Les huit sites sacrés sont comme des ''planètes'' autour du mont Méru symbolisées par le Chedi Luang. La distance qui les relie au Chedi Luang varie d'un site à l'autre.

Photo 4 : Phra Chao Tilokarāja, dit Tilok (1441-1487). (พระเจ้าติโลกราชะ) Une représentation en cire du monarque se trouvant au musée Inthakhin de Chiang-Mai. (Photo de 2009).

 

 

1ère étape : Wat  Inthakhin Sadü Muang.

(Adresse : 11, rue Intrawarorot - ถนน อิทวโรรส)

 

A/ Le musée du Wat Inthakhin Sadü Muang (พิพิธภัณฑ์ท้องถิ่นจังหวัดเชียงใหม่)

Ce Wat possède un petit musée qui mérite une visite.

> _DONNÉES RELEVÉES_:
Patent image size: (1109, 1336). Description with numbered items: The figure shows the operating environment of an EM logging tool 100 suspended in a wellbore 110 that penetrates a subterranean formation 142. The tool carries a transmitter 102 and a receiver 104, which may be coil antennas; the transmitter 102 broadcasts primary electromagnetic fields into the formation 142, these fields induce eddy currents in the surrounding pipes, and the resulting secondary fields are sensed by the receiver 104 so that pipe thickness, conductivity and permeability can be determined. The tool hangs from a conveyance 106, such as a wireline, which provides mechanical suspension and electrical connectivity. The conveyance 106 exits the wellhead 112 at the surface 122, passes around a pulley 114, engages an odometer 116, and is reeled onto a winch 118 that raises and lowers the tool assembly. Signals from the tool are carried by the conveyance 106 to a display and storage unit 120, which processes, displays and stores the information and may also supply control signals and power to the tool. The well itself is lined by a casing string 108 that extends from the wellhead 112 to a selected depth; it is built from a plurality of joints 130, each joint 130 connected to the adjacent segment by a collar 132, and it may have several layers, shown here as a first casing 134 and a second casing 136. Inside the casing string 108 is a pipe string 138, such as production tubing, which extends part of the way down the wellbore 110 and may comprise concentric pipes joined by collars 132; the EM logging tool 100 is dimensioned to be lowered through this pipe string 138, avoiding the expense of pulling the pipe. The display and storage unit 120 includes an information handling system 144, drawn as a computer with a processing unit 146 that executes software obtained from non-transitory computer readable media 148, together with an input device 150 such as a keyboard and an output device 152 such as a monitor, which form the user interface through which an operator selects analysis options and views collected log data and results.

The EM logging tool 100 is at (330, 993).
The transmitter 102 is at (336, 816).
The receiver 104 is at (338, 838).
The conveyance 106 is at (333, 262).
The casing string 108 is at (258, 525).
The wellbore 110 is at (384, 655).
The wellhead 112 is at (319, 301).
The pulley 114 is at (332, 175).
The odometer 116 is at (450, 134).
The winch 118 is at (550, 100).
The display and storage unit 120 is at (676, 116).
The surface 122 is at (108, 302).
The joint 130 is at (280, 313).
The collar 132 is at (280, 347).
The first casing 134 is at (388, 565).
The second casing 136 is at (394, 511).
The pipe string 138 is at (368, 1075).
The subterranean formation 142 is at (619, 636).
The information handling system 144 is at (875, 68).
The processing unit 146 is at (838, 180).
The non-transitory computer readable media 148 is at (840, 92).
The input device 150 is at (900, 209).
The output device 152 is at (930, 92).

> _TRAVAIL DEMANDÉ_:
A. Recopiez, dans le texte sur les sites sacrés, tout ce qui va de « Photo 4 : Phra » jusqu'à « - ถนน อิทวโรรส) », en substituant « roi » à « monarque ».
B. Dites si chacune des affirmations suivantes concorde avec le texte sur les sites sacrés, en citant les mots du texte qui permettent de trancher : (i) Tous les sites sacrés se trouvent à la même distance du Chedi Luang. (ii) Une représentation en cire du monarque est conservée au musée Inthakhin de Chiang-Mai. (iii) Le musée du Wat Inthakhin Sadü Muang est décrit comme grand.

> _RÉPONSES ATTENDUES_:
A.
Photo 4 : Phra Chao Tilokarāja, dit Tilok (1441-1487). (พระเจ้าติโลกราชะ) Une représentation en cire du roi se trouvant au musée Inthakhin de Chiang-Mai. (Photo de 2009).

 

 

1ère étape : Wat  Inthakhin Sadü Muang.

(Adresse : 11, rue Intrawarorot - ถนน อิทวโรรส)

B.
(i) Non : « La distance qui les relie au Chedi Luang varie d'un site à l'autre. »
(ii) Oui : « Une représentation en cire du monarque se trouvant au musée Inthakhin de Chiang-Mai. »
(iii) Non : « Ce Wat possède un petit musée qui mérite une visite. »